Data entries
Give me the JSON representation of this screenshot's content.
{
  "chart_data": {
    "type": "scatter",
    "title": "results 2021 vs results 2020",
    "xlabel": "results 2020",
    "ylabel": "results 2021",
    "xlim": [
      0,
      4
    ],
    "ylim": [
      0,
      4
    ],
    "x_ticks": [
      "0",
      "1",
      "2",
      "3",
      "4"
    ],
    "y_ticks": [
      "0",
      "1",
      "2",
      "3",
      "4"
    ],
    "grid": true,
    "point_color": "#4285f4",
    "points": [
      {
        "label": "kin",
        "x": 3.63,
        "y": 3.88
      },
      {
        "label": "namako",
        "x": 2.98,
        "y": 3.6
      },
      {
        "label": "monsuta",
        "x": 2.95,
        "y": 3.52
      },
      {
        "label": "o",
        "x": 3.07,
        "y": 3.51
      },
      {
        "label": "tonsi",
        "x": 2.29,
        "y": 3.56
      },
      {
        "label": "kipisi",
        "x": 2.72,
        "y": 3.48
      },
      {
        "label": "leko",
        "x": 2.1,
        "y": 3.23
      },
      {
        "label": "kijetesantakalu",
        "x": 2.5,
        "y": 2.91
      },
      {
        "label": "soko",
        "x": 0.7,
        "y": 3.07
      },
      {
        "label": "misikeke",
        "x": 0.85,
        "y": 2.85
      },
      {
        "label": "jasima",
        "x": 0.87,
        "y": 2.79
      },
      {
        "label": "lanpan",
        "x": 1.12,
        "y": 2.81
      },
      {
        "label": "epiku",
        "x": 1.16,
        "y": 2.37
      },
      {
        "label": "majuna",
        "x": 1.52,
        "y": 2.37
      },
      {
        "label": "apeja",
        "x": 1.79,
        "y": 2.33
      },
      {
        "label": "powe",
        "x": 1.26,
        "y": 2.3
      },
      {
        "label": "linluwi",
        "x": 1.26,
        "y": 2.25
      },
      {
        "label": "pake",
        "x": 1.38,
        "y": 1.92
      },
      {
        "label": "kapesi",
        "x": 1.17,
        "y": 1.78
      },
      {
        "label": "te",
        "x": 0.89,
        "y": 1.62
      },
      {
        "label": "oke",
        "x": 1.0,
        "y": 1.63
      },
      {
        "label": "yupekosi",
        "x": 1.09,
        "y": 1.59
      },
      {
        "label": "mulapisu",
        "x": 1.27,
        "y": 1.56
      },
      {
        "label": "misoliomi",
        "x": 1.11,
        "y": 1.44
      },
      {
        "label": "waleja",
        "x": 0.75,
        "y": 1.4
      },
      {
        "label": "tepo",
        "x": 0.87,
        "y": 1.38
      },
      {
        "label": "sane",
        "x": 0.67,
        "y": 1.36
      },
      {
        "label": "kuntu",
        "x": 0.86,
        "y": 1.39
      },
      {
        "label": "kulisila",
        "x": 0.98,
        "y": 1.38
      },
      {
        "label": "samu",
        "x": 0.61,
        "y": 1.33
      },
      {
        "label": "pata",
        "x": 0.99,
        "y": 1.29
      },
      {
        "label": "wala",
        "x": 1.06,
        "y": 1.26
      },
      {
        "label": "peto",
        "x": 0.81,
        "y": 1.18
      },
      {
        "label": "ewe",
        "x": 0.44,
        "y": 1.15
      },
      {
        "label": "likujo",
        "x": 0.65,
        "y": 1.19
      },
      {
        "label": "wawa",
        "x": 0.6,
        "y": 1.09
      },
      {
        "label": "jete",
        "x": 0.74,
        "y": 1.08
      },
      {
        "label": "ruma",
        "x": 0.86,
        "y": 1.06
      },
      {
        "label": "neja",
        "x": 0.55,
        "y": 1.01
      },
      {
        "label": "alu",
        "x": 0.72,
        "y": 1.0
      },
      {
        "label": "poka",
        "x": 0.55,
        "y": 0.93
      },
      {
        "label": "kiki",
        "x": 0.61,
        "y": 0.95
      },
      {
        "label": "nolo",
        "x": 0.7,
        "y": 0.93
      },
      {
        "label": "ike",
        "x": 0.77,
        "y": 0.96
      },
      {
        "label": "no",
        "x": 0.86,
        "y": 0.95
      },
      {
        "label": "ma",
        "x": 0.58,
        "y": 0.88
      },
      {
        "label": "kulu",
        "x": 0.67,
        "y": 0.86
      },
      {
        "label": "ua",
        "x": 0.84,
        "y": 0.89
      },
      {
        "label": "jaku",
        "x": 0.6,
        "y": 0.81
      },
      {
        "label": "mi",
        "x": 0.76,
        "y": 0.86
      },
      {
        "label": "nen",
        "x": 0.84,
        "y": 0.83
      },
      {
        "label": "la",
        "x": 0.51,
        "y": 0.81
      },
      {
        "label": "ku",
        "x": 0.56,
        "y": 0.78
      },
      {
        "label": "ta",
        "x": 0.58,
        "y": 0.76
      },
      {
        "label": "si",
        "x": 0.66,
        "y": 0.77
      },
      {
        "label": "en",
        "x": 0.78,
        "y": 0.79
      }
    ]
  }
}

§ WORK TO DO
Every line above should be written out again exactly as it stands.

§ THE OUTPUT
Give me the JSON representation of this screenshot's content.
{
  "chart_data": {
    "type": "scatter",
    "title": "results 2021 vs results 2020",
    "xlabel": "results 2020",
    "ylabel": "results 2021",
    "xlim": [
      0,
      4
    ],
    "ylim": [
      0,
      4
    ],
    "x_ticks": [
      "0",
      "1",
      "2",
      "3",
      "4"
    ],
    "y_ticks": [
      "0",
      "1",
      "2",
      "3",
      "4"
    ],
    "grid": true,
    "point_color": "#4285f4",
    "points": [
      {
        "label": "kin",
        "x": 3.63,
        "y": 3.88
      },
      {
        "label": "namako",
        "x": 2.98,
        "y": 3.6
      },
      {
        "label": "monsuta",
        "x": 2.95,
        "y": 3.52
      },
      {
        "label": "o",
        "x": 3.07,
        "y": 3.51
      },
      {
        "label": "tonsi",
        "x": 2.29,
        "y": 3.56
      },
      {
        "label": "kipisi",
        "x": 2.72,
        "y": 3.48
      },
      {
        "label": "leko",
        "x": 2.1,
        "y": 3.23
      },
      {
        "label": "kijetesantakalu",
        "x": 2.5,
        "y": 2.91
      },
      {
        "label": "soko",
        "x": 0.7,
        "y": 3.07
      },
      {
        "label": "misikeke",
        "x": 0.85,
        "y": 2.85
      },
      {
        "label": "jasima",
        "x": 0.87,
        "y": 2.79
      },
      {
        "label": "lanpan",
        "x": 1.12,
        "y": 2.81
      },
      {
        "label": "epiku",
        "x": 1.16,
        "y": 2.37
      },
      {
        "label": "majuna",
        "x": 1.52,
        "y": 2.37
      },
      {
        "label": "apeja",
        "x": 1.79,
        "y": 2.33
      },
      {
        "label": "powe",
        "x": 1.26,
        "y": 2.3
      },
      {
        "label": "linluwi",
        "x": 1.26,
        "y": 2.25
      },
      {
        "label": "pake",
        "x": 1.38,
        "y": 1.92
      },
      {
        "label": "kapesi",
        "x": 1.17,
        "y": 1.78
      },
      {
        "label": "te",
        "x": 0.89,
        "y": 1.62
      },
      {
        "label": "oke",
        "x": 1.0,
        "y": 1.63
      },
      {
        "label": "yupekosi",
        "x": 1.09,
        "y": 1.59
      },
      {
        "label": "mulapisu",
        "x": 1.27,
        "y": 1.56
      },
      {
        "label": "misoliomi",
        "x": 1.11,
        "y": 1.44
      },
      {
        "label": "waleja",
        "x": 0.75,
        "y": 1.4
      },
      {
        "label": "tepo",
        "x": 0.87,
        "y": 1.38
      },
      {
        "label": "sane",
        "x": 0.67,
        "y": 1.36
      },
      {
        "label": "kuntu",
        "x": 0.86,
        "y": 1.39
      },
      {
        "label": "kulisila",
        "x": 0.98,
        "y": 1.38
      },
      {
        "label": "samu",
        "x": 0.61,
        "y": 1.33
      },
      {
        "label": "pata",
        "x": 0.99,
        "y": 1.29
      },
      {
        "label": "wala",
        "x": 1.06,
        "y": 1.26
      },
      {
        "label": "peto",
        "x": 0.81,
        "y": 1.18
      },
      {
        "label": "ewe",
        "x": 0.44,
        "y": 1.15
      },
      {
        "label": "likujo",
        "x": 0.65,
        "y": 1.19
      },
      {
        "label": "wawa",
        "x": 0.6,
        "y": 1.09
      },
      {
        "label": "jete",
        "x": 0.74,
        "y": 1.08
      },
      {
        "label": "ruma",
        "x": 0.86,
        "y": 1.06
      },
      {
        "label": "neja",
        "x": 0.55,
        "y": 1.01
      },
      {
        "label": "alu",
        "x": 0.72,
        "y": 1.0
      },
      {
        "label": "poka",
        "x": 0.55,
        "y": 0.93
      },
      {
        "label": "kiki",
        "x": 0.61,
        "y": 0.95
      },
      {
        "label": "nolo",
        "x": 0.7,
        "y": 0.93
      },
      {
        "label": "ike",
        "x": 0.77,
        "y": 0.96
      },
      {
        "label": "no",
        "x": 0.86,
        "y": 0.95
      },
      {
        "label": "ma",
        "x": 0.58,
        "y": 0.88
      },
      {
        "label": "kulu",
        "x": 0.67,
        "y": 0.86
      },
      {
        "label": "ua",
        "x": 0.84,
        "y": 0.89
      },
      {
        "label": "jaku",
        "x": 0.6,
        "y": 0.81
      },
      {
        "label": "mi",
        "x": 0.76,
        "y": 0.86
      },
      {
        "label": "nen",
        "x": 0.84,
        "y": 0.83
      },
      {
        "label": "la",
        "x": 0.51,
        "y": 0.81
      },
      {
        "label": "ku",
        "x": 0.56,
        "y": 0.78
      },
      {
        "label": "ta",
        "x": 0.58,
        "y": 0.76
      },
      {
        "label": "si",
        "x": 0.66,
        "y": 0.77
      },
      {
        "label": "en",
        "x": 0.78,
        "y": 0.79
      }
    ]
  }
}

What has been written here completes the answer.